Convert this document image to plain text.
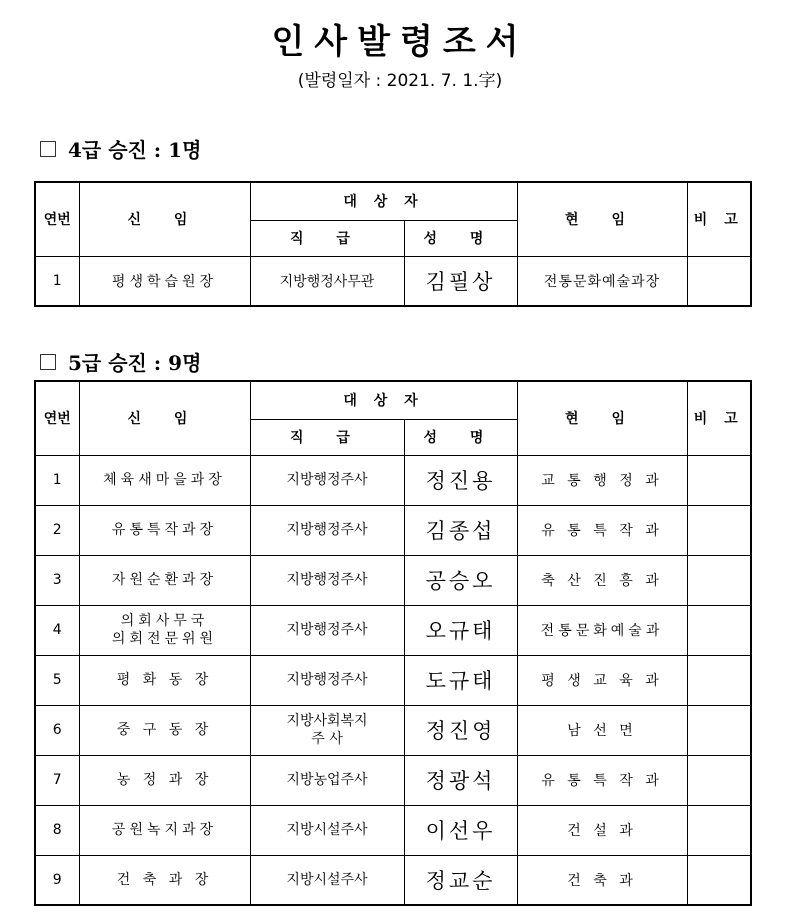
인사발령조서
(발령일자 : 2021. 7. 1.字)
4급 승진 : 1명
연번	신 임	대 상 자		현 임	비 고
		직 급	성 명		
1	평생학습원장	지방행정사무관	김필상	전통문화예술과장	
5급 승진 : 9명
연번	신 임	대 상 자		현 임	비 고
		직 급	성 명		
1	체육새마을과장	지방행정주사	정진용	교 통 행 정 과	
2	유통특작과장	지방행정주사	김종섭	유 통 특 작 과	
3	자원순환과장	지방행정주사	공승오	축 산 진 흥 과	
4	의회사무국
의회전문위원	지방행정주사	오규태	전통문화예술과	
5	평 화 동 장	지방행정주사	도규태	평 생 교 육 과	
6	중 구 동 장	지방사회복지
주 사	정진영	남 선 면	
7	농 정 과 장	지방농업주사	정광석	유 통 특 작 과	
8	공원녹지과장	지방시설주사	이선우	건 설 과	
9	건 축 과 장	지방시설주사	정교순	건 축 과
---
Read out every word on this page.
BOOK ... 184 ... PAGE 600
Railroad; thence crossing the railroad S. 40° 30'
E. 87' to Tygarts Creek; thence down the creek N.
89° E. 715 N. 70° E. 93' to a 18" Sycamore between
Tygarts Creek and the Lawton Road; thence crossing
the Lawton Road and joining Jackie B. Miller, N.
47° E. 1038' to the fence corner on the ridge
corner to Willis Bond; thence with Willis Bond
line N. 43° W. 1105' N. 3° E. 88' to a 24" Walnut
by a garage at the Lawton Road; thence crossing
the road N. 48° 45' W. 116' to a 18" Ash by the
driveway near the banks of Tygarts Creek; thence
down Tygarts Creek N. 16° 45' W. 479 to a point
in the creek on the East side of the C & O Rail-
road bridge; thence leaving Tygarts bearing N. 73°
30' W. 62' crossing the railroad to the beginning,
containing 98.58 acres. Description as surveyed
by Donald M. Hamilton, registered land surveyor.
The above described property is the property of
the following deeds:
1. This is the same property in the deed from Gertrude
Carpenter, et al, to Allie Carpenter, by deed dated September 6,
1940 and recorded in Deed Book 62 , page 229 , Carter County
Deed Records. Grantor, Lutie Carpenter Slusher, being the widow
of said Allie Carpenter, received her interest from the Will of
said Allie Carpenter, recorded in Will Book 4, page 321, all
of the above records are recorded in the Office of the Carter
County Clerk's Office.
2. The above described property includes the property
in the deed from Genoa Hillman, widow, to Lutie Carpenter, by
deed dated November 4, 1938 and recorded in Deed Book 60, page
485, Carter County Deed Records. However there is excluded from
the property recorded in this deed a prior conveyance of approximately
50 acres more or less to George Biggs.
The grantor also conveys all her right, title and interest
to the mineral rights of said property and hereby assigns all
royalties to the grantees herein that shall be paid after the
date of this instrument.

▶ [Short task]: Search the listing for the word "Tygarts" and return each line that holds it.

▶ [Exercise solution]:
E. 87' to Tygarts Creek; thence down the creek N.
Tygarts Creek and the Lawton Road; thence crossing
driveway near the banks of Tygarts Creek; thence
down Tygarts Creek N. 16° 45' W. 479 to a point
road bridge; thence leaving Tygarts bearing N. 73°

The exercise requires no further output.